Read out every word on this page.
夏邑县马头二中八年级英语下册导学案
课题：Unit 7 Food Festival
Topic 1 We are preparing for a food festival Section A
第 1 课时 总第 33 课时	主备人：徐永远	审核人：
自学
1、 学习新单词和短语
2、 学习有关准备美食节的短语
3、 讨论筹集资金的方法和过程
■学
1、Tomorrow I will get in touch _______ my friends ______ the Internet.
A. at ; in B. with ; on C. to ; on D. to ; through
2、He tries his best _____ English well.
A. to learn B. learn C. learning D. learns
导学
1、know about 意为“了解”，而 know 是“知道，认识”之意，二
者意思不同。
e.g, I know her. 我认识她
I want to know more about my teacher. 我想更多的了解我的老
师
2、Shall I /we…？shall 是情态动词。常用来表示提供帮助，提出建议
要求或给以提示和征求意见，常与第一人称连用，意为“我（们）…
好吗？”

——

→ Objective
Every record above needs to be repeated word for word.

→ Task response
Read out every word on this page.
夏邑县马头二中八年级英语下册导学案
课题：Unit 7 Food Festival
Topic 1 We are preparing for a food festival Section A
第 1 课时 总第 33 课时	主备人：徐永远	审核人：
自学
1、 学习新单词和短语
2、 学习有关准备美食节的短语
3、 讨论筹集资金的方法和过程
■学
1、Tomorrow I will get in touch _______ my friends ______ the Internet.
A. at ; in B. with ; on C. to ; on D. to ; through
2、He tries his best _____ English well.
A. to learn B. learn C. learning D. learns
导学
1、know about 意为“了解”，而 know 是“知道，认识”之意，二
者意思不同。
e.g, I know her. 我认识她
I want to know more about my teacher. 我想更多的了解我的老
师
2、Shall I /we…？shall 是情态动词。常用来表示提供帮助，提出建议
要求或给以提示和征求意见，常与第一人称连用，意为“我（们）…
好吗？”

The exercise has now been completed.